WHAT IS NEEDED. Return the lines of the material below without any changes, beginning at the line that contains "skill-name: Children Coach [135,900,218,914]" and ending after the line that contains "bullet-icon: • [112,882,117,896]".

[Spatial annotation records]
------------------------------------

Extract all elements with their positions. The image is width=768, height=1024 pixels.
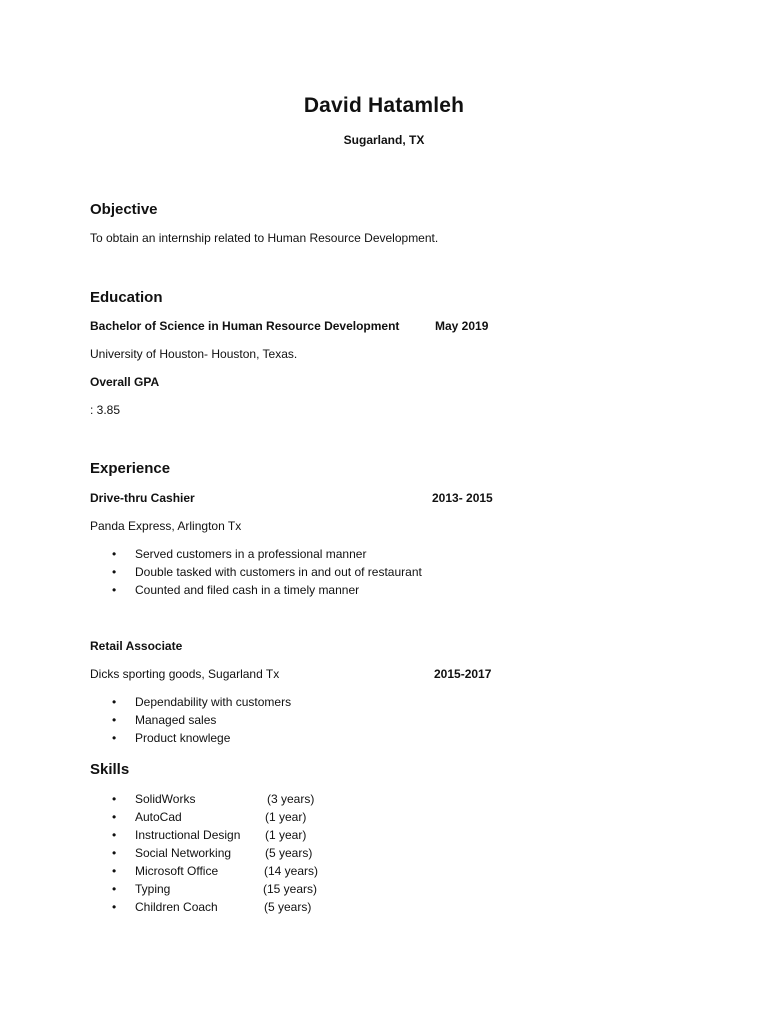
skill-name: Children Coach [135,900,218,914]
candidate-location: Sugarland, TX [343,133,425,147]
bullet-icon: • [112,864,117,878]
bullet-icon: • [112,731,117,745]
skill-name: SolidWorks [135,792,196,806]
skill-years: (3 years) [267,792,315,806]
job-dates: 2013- 2015 [432,491,493,505]
skill-years: (5 years) [264,900,312,914]
job-company: Dicks sporting goods, Sugarland Tx [90,667,280,681]
duty-text: Managed sales [135,713,217,727]
skill-name: Social Networking [135,846,232,860]
skill-years: (1 year) [265,828,307,842]
duty-text: Double tasked with customers in and out of restaurant [135,565,422,579]
degree-title: Bachelor of Science in Human Resource Development [90,319,400,333]
experience-heading: Experience [90,460,171,477]
skill-name: AutoCad [135,810,182,824]
skill-years: (1 year) [265,810,307,824]
skill-name: Microsoft Office [135,864,219,878]
gpa-label: Overall GPA [90,375,160,389]
education-heading: Education [90,289,163,306]
bullet-icon: • [112,792,117,806]
duty-text: Served customers in a professional manner [135,547,367,561]
job-company: Panda Express, Arlington Tx [90,519,242,533]
duty-text: Dependability with customers [135,695,292,709]
bullet-icon: • [112,565,117,579]
bullet-icon: • [112,713,117,727]
duty-text: Counted and filed cash in a timely manner [135,583,360,597]
job-title: Drive-thru Cashier [90,491,195,505]
candidate-name: David Hatamleh [303,94,465,117]
school-name: University of Houston- Houston, Texas. [90,347,298,361]
skills-heading: Skills [90,761,130,778]
duty-text: Product knowlege [135,731,231,745]
skill-name: Typing [135,882,171,896]
bullet-icon: • [112,810,117,824]
objective-text: To obtain an internship related to Human Resource Development. [90,231,439,245]
job-dates: 2015-2017 [434,667,492,681]
bullet-icon: • [112,828,117,842]
job-title: Retail Associate [90,639,183,653]
skill-years: (14 years) [264,864,319,878]
skill-name: Instructional Design [135,828,241,842]
bullet-icon: • [112,547,117,561]
bullet-icon: • [112,882,117,896]
bullet-icon: • [112,900,117,914]
objective-heading: Objective [90,201,158,218]
bullet-icon: • [112,846,117,860]
bullet-icon: • [112,695,117,709]
skill-years: (15 years) [263,882,318,896]
skill-years: (5 years) [265,846,313,860]
degree-date: May 2019 [435,319,489,333]
bullet-icon: • [112,583,117,597]
gpa-value: : 3.85 [90,403,121,417]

------------------------------------

OUTPUT BELOW.
skill-name: Children Coach [135,900,218,914]
candidate-location: Sugarland, TX [343,133,425,147]
bullet-icon: • [112,864,117,878]
bullet-icon: • [112,731,117,745]
skill-name: SolidWorks [135,792,196,806]
skill-years: (3 years) [267,792,315,806]
job-dates: 2013- 2015 [432,491,493,505]
skill-years: (5 years) [264,900,312,914]
job-company: Dicks sporting goods, Sugarland Tx [90,667,280,681]
duty-text: Managed sales [135,713,217,727]
skill-name: Social Networking [135,846,232,860]
skill-years: (1 year) [265,828,307,842]
duty-text: Double tasked with customers in and out of restaurant [135,565,422,579]
degree-title: Bachelor of Science in Human Resource Development [90,319,400,333]
experience-heading: Experience [90,460,171,477]
skill-name: AutoCad [135,810,182,824]
skill-years: (1 year) [265,810,307,824]
skill-name: Microsoft Office [135,864,219,878]
gpa-label: Overall GPA [90,375,160,389]
education-heading: Education [90,289,163,306]
bullet-icon: • [112,792,117,806]
duty-text: Served customers in a professional manner [135,547,367,561]
job-company: Panda Express, Arlington Tx [90,519,242,533]
duty-text: Dependability with customers [135,695,292,709]
bullet-icon: • [112,565,117,579]
bullet-icon: • [112,713,117,727]
duty-text: Counted and filed cash in a timely manner [135,583,360,597]
job-title: Drive-thru Cashier [90,491,195,505]
candidate-name: David Hatamleh [303,94,465,117]
school-name: University of Houston- Houston, Texas. [90,347,298,361]
skills-heading: Skills [90,761,130,778]
duty-text: Product knowlege [135,731,231,745]
skill-name: Typing [135,882,171,896]
bullet-icon: • [112,810,117,824]
objective-text: To obtain an internship related to Human Resource Development. [90,231,439,245]
job-dates: 2015-2017 [434,667,492,681]
bullet-icon: • [112,828,117,842]
job-title: Retail Associate [90,639,183,653]
skill-years: (14 years) [264,864,319,878]
skill-name: Instructional Design [135,828,241,842]
bullet-icon: • [112,547,117,561]
bullet-icon: • [112,882,117,896]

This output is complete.